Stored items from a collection
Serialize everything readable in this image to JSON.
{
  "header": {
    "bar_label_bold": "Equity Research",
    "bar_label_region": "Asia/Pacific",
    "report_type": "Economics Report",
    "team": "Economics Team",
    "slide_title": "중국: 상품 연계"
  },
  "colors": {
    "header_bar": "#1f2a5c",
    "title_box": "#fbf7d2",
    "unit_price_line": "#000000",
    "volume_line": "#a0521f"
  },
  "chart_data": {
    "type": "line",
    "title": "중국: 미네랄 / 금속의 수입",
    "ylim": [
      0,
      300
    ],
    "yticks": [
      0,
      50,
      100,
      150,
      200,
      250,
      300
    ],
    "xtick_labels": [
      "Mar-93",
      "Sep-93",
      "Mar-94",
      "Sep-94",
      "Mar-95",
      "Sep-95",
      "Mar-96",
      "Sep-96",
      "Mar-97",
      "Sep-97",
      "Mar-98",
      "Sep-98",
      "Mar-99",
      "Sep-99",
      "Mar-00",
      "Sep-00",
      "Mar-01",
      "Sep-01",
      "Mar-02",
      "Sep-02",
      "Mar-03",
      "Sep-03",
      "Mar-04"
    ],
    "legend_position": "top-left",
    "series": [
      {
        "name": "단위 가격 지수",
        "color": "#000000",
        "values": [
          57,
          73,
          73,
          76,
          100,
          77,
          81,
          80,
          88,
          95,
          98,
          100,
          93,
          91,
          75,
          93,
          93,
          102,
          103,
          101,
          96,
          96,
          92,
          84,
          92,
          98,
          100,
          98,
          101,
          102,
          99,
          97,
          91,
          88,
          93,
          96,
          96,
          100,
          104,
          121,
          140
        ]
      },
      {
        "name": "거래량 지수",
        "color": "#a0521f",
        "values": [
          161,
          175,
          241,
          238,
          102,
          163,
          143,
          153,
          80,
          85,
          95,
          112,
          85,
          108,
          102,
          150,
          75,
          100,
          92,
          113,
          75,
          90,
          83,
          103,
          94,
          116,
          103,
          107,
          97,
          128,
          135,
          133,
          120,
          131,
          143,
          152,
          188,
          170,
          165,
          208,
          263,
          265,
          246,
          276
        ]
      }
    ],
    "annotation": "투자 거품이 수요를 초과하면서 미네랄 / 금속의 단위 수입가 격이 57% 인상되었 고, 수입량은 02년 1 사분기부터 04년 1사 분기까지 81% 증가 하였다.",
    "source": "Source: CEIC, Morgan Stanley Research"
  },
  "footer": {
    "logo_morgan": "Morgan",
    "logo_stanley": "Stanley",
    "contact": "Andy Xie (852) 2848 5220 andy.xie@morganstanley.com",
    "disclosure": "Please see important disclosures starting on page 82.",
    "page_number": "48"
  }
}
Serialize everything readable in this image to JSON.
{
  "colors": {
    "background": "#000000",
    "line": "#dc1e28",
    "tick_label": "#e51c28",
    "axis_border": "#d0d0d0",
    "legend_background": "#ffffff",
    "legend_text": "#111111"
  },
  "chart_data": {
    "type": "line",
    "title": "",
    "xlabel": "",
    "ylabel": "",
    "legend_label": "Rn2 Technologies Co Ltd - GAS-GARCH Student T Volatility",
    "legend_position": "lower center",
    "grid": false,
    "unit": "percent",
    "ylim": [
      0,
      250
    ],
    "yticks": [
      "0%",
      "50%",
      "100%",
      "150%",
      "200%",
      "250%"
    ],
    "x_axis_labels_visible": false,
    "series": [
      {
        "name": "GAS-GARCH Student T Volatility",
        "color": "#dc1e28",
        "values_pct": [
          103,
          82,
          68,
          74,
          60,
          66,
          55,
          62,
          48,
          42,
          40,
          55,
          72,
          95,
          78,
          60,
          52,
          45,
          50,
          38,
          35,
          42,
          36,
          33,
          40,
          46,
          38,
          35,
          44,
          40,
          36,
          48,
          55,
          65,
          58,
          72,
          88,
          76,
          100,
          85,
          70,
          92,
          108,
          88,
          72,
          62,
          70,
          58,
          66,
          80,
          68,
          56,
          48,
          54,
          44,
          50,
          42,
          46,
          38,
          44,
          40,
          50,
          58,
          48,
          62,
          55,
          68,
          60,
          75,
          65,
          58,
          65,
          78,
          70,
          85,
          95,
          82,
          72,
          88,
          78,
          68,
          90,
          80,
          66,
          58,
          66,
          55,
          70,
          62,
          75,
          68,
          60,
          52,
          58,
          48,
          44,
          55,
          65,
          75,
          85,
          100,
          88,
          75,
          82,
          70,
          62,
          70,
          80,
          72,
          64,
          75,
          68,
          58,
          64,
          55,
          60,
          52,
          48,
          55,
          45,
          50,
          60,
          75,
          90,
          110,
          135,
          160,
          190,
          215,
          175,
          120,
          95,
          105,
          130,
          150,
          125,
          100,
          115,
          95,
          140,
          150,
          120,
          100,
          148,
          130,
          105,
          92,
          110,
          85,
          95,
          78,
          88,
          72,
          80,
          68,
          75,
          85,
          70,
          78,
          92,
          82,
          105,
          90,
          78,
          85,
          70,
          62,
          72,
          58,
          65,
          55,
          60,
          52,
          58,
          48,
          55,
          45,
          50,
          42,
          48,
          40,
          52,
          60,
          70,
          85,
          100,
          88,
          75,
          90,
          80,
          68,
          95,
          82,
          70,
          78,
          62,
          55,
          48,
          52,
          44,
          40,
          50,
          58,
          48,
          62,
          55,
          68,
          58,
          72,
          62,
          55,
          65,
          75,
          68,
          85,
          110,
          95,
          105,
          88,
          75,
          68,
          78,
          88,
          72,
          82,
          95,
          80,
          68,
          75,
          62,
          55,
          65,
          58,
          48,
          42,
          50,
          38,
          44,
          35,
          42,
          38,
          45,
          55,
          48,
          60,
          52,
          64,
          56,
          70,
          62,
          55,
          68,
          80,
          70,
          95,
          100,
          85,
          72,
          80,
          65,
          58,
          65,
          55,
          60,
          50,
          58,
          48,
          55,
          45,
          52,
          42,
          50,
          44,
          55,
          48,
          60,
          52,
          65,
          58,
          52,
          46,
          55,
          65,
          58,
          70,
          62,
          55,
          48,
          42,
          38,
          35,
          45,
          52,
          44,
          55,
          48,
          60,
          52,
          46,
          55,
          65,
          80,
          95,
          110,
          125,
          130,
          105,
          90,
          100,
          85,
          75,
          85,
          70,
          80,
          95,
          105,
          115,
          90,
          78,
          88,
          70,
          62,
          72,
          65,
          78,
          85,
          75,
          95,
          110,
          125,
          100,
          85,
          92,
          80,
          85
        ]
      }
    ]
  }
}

CHALLENGE >> Without changing a word, restate the whole listing.

EXPECTED OUTPUT >>
Serialize everything readable in this image to JSON.
{
  "header": {
    "bar_label_bold": "Equity Research",
    "bar_label_region": "Asia/Pacific",
    "report_type": "Economics Report",
    "team": "Economics Team",
    "slide_title": "중국: 상품 연계"
  },
  "colors": {
    "header_bar": "#1f2a5c",
    "title_box": "#fbf7d2",
    "unit_price_line": "#000000",
    "volume_line": "#a0521f"
  },
  "chart_data": {
    "type": "line",
    "title": "중국: 미네랄 / 금속의 수입",
    "ylim": [
      0,
      300
    ],
    "yticks": [
      0,
      50,
      100,
      150,
      200,
      250,
      300
    ],
    "xtick_labels": [
      "Mar-93",
      "Sep-93",
      "Mar-94",
      "Sep-94",
      "Mar-95",
      "Sep-95",
      "Mar-96",
      "Sep-96",
      "Mar-97",
      "Sep-97",
      "Mar-98",
      "Sep-98",
      "Mar-99",
      "Sep-99",
      "Mar-00",
      "Sep-00",
      "Mar-01",
      "Sep-01",
      "Mar-02",
      "Sep-02",
      "Mar-03",
      "Sep-03",
      "Mar-04"
    ],
    "legend_position": "top-left",
    "series": [
      {
        "name": "단위 가격 지수",
        "color": "#000000",
        "values": [
          57,
          73,
          73,
          76,
          100,
          77,
          81,
          80,
          88,
          95,
          98,
          100,
          93,
          91,
          75,
          93,
          93,
          102,
          103,
          101,
          96,
          96,
          92,
          84,
          92,
          98,
          100,
          98,
          101,
          102,
          99,
          97,
          91,
          88,
          93,
          96,
          96,
          100,
          104,
          121,
          140
        ]
      },
      {
        "name": "거래량 지수",
        "color": "#a0521f",
        "values": [
          161,
          175,
          241,
          238,
          102,
          163,
          143,
          153,
          80,
          85,
          95,
          112,
          85,
          108,
          102,
          150,
          75,
          100,
          92,
          113,
          75,
          90,
          83,
          103,
          94,
          116,
          103,
          107,
          97,
          128,
          135,
          133,
          120,
          131,
          143,
          152,
          188,
          170,
          165,
          208,
          263,
          265,
          246,
          276
        ]
      }
    ],
    "annotation": "투자 거품이 수요를 초과하면서 미네랄 / 금속의 단위 수입가 격이 57% 인상되었 고, 수입량은 02년 1 사분기부터 04년 1사 분기까지 81% 증가 하였다.",
    "source": "Source: CEIC, Morgan Stanley Research"
  },
  "footer": {
    "logo_morgan": "Morgan",
    "logo_stanley": "Stanley",
    "contact": "Andy Xie (852) 2848 5220 andy.xie@morganstanley.com",
    "disclosure": "Please see important disclosures starting on page 82.",
    "page_number": "48"
  }
}
Serialize everything readable in this image to JSON.
{
  "colors": {
    "background": "#000000",
    "line": "#dc1e28",
    "tick_label": "#e51c28",
    "axis_border": "#d0d0d0",
    "legend_background": "#ffffff",
    "legend_text": "#111111"
  },
  "chart_data": {
    "type": "line",
    "title": "",
    "xlabel": "",
    "ylabel": "",
    "legend_label": "Rn2 Technologies Co Ltd - GAS-GARCH Student T Volatility",
    "legend_position": "lower center",
    "grid": false,
    "unit": "percent",
    "ylim": [
      0,
      250
    ],
    "yticks": [
      "0%",
      "50%",
      "100%",
      "150%",
      "200%",
      "250%"
    ],
    "x_axis_labels_visible": false,
    "series": [
      {
        "name": "GAS-GARCH Student T Volatility",
        "color": "#dc1e28",
        "values_pct": [
          103,
          82,
          68,
          74,
          60,
          66,
          55,
          62,
          48,
          42,
          40,
          55,
          72,
          95,
          78,
          60,
          52,
          45,
          50,
          38,
          35,
          42,
          36,
          33,
          40,
          46,
          38,
          35,
          44,
          40,
          36,
          48,
          55,
          65,
          58,
          72,
          88,
          76,
          100,
          85,
          70,
          92,
          108,
          88,
          72,
          62,
          70,
          58,
          66,
          80,
          68,
          56,
          48,
          54,
          44,
          50,
          42,
          46,
          38,
          44,
          40,
          50,
          58,
          48,
          62,
          55,
          68,
          60,
          75,
          65,
          58,
          65,
          78,
          70,
          85,
          95,
          82,
          72,
          88,
          78,
          68,
          90,
          80,
          66,
          58,
          66,
          55,
          70,
          62,
          75,
          68,
          60,
          52,
          58,
          48,
          44,
          55,
          65,
          75,
          85,
          100,
          88,
          75,
          82,
          70,
          62,
          70,
          80,
          72,
          64,
          75,
          68,
          58,
          64,
          55,
          60,
          52,
          48,
          55,
          45,
          50,
          60,
          75,
          90,
          110,
          135,
          160,
          190,
          215,
          175,
          120,
          95,
          105,
          130,
          150,
          125,
          100,
          115,
          95,
          140,
          150,
          120,
          100,
          148,
          130,
          105,
          92,
          110,
          85,
          95,
          78,
          88,
          72,
          80,
          68,
          75,
          85,
          70,
          78,
          92,
          82,
          105,
          90,
          78,
          85,
          70,
          62,
          72,
          58,
          65,
          55,
          60,
          52,
          58,
          48,
          55,
          45,
          50,
          42,
          48,
          40,
          52,
          60,
          70,
          85,
          100,
          88,
          75,
          90,
          80,
          68,
          95,
          82,
          70,
          78,
          62,
          55,
          48,
          52,
          44,
          40,
          50,
          58,
          48,
          62,
          55,
          68,
          58,
          72,
          62,
          55,
          65,
          75,
          68,
          85,
          110,
          95,
          105,
          88,
          75,
          68,
          78,
          88,
          72,
          82,
          95,
          80,
          68,
          75,
          62,
          55,
          65,
          58,
          48,
          42,
          50,
          38,
          44,
          35,
          42,
          38,
          45,
          55,
          48,
          60,
          52,
          64,
          56,
          70,
          62,
          55,
          68,
          80,
          70,
          95,
          100,
          85,
          72,
          80,
          65,
          58,
          65,
          55,
          60,
          50,
          58,
          48,
          55,
          45,
          52,
          42,
          50,
          44,
          55,
          48,
          60,
          52,
          65,
          58,
          52,
          46,
          55,
          65,
          58,
          70,
          62,
          55,
          48,
          42,
          38,
          35,
          45,
          52,
          44,
          55,
          48,
          60,
          52,
          46,
          55,
          65,
          80,
          95,
          110,
          125,
          130,
          105,
          90,
          100,
          85,
          75,
          85,
          70,
          80,
          95,
          105,
          115,
          90,
          78,
          88,
          70,
          62,
          72,
          65,
          78,
          85,
          75,
          95,
          110,
          125,
          100,
          85,
          92,
          80,
          85
        ]
      }
    ]
  }
}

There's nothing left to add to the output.